Task brief
Repeat each record below exactly as given.

Records from a dataset:

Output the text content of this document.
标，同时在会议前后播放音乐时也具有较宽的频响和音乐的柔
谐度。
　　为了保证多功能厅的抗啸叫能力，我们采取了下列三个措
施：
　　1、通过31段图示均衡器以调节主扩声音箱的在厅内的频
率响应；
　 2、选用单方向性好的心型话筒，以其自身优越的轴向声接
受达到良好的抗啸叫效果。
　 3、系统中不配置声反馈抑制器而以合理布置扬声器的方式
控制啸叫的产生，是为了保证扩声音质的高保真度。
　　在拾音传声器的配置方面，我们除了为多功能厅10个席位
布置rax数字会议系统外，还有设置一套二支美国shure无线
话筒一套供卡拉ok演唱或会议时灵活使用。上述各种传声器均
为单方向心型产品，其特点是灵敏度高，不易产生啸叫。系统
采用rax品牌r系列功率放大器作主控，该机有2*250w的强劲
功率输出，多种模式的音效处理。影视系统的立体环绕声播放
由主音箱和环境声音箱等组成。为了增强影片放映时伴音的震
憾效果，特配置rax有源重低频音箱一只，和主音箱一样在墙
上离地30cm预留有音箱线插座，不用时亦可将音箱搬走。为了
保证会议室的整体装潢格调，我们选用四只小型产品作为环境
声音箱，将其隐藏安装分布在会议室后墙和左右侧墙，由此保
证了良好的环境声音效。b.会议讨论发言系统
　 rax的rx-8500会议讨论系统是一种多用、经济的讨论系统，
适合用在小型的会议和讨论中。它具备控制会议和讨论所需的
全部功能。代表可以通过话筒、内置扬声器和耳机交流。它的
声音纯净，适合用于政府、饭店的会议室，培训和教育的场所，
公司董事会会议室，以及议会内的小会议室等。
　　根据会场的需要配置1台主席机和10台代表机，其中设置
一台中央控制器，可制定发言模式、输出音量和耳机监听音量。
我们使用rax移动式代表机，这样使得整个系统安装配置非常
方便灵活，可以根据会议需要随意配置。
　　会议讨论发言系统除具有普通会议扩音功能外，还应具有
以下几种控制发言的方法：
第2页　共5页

Right answer
Output the text content of this document.
标，同时在会议前后播放音乐时也具有较宽的频响和音乐的柔
谐度。
　　为了保证多功能厅的抗啸叫能力，我们采取了下列三个措
施：
　　1、通过31段图示均衡器以调节主扩声音箱的在厅内的频
率响应；
　 2、选用单方向性好的心型话筒，以其自身优越的轴向声接
受达到良好的抗啸叫效果。
　 3、系统中不配置声反馈抑制器而以合理布置扬声器的方式
控制啸叫的产生，是为了保证扩声音质的高保真度。
　　在拾音传声器的配置方面，我们除了为多功能厅10个席位
布置rax数字会议系统外，还有设置一套二支美国shure无线
话筒一套供卡拉ok演唱或会议时灵活使用。上述各种传声器均
为单方向心型产品，其特点是灵敏度高，不易产生啸叫。系统
采用rax品牌r系列功率放大器作主控，该机有2*250w的强劲
功率输出，多种模式的音效处理。影视系统的立体环绕声播放
由主音箱和环境声音箱等组成。为了增强影片放映时伴音的震
憾效果，特配置rax有源重低频音箱一只，和主音箱一样在墙
上离地30cm预留有音箱线插座，不用时亦可将音箱搬走。为了
保证会议室的整体装潢格调，我们选用四只小型产品作为环境
声音箱，将其隐藏安装分布在会议室后墙和左右侧墙，由此保
证了良好的环境声音效。b.会议讨论发言系统
　 rax的rx-8500会议讨论系统是一种多用、经济的讨论系统，
适合用在小型的会议和讨论中。它具备控制会议和讨论所需的
全部功能。代表可以通过话筒、内置扬声器和耳机交流。它的
声音纯净，适合用于政府、饭店的会议室，培训和教育的场所，
公司董事会会议室，以及议会内的小会议室等。
　　根据会场的需要配置1台主席机和10台代表机，其中设置
一台中央控制器，可制定发言模式、输出音量和耳机监听音量。
我们使用rax移动式代表机，这样使得整个系统安装配置非常
方便灵活，可以根据会议需要随意配置。
　　会议讨论发言系统除具有普通会议扩音功能外，还应具有
以下几种控制发言的方法：
第2页　共5页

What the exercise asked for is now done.